─── GIVEN ENTRIES

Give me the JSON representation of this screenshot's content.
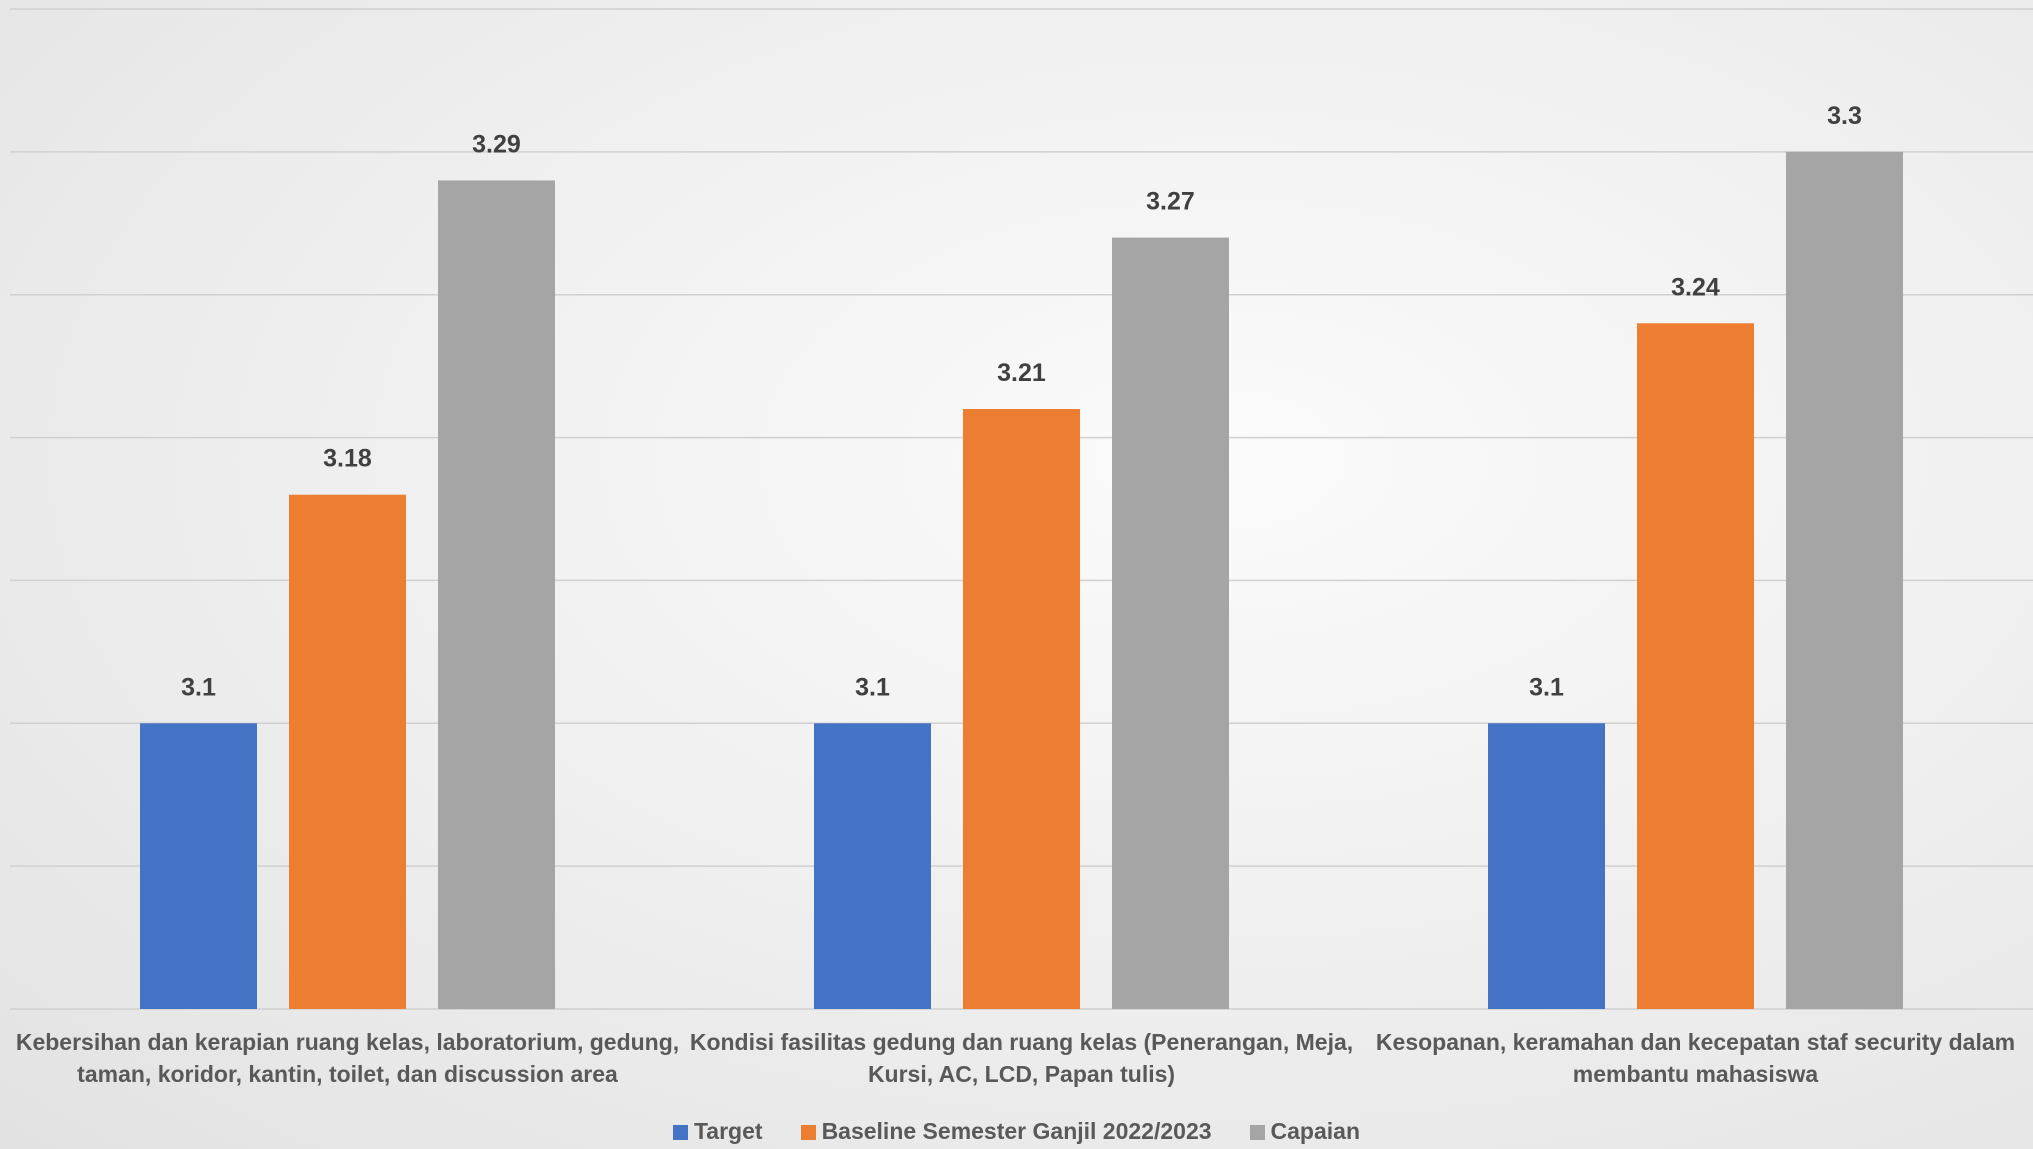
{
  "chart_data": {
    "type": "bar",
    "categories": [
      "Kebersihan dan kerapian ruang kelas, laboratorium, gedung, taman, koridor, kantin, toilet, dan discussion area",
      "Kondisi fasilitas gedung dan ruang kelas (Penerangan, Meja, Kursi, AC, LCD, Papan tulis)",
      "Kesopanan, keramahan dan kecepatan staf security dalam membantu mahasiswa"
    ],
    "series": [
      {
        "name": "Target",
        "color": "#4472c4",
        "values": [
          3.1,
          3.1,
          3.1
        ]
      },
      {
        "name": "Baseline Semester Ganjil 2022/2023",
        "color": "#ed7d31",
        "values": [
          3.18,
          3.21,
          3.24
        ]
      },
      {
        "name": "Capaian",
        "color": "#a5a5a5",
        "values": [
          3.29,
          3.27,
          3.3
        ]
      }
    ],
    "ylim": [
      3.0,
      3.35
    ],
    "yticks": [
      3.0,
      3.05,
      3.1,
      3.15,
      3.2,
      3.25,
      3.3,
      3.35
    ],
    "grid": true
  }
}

──────
─── GIVEN ENTRIES

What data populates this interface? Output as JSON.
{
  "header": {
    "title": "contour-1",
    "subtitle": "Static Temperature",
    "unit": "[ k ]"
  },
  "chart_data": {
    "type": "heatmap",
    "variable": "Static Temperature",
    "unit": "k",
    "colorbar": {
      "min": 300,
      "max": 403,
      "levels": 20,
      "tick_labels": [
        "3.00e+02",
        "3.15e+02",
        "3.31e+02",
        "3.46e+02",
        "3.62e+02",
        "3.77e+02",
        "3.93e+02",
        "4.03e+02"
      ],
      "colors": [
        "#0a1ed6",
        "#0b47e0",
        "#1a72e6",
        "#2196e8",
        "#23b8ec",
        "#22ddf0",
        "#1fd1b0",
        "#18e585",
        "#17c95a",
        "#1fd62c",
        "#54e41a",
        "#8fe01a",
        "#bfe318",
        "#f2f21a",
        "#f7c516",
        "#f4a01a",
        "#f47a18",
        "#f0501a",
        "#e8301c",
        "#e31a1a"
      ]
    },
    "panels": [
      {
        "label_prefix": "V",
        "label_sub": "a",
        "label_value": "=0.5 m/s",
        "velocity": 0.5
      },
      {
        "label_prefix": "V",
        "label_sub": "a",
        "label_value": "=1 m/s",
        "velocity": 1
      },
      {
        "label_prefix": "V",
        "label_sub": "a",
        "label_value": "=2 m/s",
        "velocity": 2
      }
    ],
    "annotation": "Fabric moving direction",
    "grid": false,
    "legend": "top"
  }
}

──────

WHAT THE TASK REQUIRES -> Collect every line above that contains the word "name".

RESPONSE TO THIS EXERCISE ->
        "name": "Target",
        "name": "Baseline Semester Ganjil 2022/2023",
        "name": "Capaian",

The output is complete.